(Input rows):
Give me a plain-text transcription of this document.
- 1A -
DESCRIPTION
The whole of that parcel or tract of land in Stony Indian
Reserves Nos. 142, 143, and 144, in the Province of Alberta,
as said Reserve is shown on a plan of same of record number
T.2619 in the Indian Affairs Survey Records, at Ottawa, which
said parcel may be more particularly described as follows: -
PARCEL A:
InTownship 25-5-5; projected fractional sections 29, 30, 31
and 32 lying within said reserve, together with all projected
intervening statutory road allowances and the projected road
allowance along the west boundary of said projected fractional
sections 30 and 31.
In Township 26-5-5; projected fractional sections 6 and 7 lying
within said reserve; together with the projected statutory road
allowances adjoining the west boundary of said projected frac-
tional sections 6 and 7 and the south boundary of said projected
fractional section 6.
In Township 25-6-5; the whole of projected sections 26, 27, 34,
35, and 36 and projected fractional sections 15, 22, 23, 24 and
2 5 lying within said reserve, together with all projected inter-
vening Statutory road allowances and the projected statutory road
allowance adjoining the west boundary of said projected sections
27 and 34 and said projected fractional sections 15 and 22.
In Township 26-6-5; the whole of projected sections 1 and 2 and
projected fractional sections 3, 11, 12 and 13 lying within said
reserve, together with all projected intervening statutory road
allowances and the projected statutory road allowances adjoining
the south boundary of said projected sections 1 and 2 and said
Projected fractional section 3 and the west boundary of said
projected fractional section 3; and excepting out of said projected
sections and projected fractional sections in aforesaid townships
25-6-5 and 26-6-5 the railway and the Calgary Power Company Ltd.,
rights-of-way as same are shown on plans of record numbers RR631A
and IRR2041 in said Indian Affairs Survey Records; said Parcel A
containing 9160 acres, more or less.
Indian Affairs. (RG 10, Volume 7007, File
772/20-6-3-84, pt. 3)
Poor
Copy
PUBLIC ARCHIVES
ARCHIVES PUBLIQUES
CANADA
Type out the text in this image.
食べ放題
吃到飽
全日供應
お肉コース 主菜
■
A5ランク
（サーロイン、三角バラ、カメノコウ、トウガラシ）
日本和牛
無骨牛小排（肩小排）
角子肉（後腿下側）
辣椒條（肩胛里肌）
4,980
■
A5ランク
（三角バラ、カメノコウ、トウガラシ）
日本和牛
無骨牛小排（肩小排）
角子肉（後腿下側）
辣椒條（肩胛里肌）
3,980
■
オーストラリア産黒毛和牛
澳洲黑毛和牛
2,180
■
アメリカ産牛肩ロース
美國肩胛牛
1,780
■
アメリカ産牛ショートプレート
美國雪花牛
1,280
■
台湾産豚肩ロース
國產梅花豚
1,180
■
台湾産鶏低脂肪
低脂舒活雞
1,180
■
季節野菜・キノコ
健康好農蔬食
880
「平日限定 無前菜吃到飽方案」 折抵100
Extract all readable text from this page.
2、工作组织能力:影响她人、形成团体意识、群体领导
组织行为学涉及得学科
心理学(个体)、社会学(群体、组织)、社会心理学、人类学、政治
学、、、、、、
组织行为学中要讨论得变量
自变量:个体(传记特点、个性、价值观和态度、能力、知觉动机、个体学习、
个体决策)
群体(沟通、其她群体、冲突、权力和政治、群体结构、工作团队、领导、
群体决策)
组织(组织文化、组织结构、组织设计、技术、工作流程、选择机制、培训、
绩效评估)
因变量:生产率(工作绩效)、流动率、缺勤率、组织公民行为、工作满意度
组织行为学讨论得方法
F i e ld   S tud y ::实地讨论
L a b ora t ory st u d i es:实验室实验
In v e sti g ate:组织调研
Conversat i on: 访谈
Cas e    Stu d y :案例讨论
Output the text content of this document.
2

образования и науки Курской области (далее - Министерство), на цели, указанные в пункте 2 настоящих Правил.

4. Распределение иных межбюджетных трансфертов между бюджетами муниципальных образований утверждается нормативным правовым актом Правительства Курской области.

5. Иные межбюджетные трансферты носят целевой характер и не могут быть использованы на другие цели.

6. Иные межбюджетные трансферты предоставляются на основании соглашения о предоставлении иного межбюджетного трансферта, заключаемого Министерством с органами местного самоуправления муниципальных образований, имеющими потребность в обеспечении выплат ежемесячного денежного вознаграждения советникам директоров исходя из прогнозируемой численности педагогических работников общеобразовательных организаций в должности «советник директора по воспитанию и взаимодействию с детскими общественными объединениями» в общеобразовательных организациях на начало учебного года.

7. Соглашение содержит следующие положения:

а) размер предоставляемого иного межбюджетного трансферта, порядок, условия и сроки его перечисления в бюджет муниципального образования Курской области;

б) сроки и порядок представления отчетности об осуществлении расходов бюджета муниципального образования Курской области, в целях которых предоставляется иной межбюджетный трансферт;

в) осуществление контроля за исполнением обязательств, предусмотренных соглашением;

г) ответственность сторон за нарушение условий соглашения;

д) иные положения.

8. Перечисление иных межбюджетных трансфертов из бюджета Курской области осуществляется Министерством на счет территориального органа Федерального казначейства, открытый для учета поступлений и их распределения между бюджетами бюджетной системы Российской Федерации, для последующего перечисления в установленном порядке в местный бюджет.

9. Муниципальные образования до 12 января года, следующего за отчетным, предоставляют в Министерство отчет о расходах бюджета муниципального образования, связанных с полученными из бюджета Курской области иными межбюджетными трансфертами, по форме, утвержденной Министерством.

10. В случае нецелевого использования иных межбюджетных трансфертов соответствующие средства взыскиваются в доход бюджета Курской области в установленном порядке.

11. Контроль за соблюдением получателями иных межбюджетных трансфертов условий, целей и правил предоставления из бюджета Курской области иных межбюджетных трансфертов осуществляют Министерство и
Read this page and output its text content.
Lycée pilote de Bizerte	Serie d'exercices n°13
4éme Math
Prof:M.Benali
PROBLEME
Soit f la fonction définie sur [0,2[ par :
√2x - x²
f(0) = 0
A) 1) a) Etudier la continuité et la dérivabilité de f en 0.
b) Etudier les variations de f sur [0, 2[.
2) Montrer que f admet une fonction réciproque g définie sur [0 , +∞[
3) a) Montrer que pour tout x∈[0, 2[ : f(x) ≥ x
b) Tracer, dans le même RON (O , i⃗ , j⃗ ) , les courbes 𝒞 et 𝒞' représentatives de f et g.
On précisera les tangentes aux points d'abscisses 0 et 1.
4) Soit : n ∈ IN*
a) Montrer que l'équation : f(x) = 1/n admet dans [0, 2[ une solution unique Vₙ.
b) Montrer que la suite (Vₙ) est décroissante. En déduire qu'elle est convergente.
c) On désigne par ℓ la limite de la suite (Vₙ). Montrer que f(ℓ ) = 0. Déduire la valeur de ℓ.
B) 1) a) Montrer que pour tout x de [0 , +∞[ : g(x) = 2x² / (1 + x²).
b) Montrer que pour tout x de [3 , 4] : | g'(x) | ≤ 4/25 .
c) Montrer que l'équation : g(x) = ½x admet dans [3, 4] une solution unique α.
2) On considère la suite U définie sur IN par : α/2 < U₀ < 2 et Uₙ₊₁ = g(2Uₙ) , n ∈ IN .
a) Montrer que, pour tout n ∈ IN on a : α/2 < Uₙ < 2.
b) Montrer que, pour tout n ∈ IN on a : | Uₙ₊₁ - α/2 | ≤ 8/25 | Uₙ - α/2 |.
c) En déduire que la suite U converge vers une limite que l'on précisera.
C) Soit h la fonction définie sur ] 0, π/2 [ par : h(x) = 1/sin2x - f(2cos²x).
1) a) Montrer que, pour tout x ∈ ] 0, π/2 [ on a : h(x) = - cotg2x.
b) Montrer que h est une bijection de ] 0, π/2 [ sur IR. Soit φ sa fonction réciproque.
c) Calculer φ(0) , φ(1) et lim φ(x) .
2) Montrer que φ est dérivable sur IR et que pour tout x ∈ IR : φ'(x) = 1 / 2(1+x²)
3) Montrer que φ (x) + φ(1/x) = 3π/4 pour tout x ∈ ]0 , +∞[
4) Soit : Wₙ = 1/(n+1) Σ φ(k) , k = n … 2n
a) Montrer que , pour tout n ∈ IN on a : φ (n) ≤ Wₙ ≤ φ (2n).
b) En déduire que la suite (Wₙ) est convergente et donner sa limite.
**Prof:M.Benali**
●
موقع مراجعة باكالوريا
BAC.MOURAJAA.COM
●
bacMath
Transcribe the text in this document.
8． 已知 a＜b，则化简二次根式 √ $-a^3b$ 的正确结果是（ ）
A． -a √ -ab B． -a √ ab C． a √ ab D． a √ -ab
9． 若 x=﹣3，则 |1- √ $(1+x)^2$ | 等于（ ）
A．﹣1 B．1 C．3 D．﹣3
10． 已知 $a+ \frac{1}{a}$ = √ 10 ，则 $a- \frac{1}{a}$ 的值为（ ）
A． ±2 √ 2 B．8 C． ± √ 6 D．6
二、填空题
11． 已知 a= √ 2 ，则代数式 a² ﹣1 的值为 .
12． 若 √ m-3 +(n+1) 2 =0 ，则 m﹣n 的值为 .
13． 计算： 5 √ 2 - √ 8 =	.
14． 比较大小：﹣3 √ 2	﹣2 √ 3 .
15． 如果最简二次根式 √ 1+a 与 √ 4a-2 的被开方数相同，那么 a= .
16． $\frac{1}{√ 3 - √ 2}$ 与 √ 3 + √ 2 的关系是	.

(Problem to solve):
Out of the preceding entries, pull every line containing the string "limite".

(Task result):
c) On désigne par ℓ la limite de la suite (Vₙ). Montrer que f(ℓ ) = 0. Déduire la valeur de ℓ.
c) En déduire que la suite U converge vers une limite que l'on précisera.
b) En déduire que la suite (Wₙ) est convergente et donner sa limite.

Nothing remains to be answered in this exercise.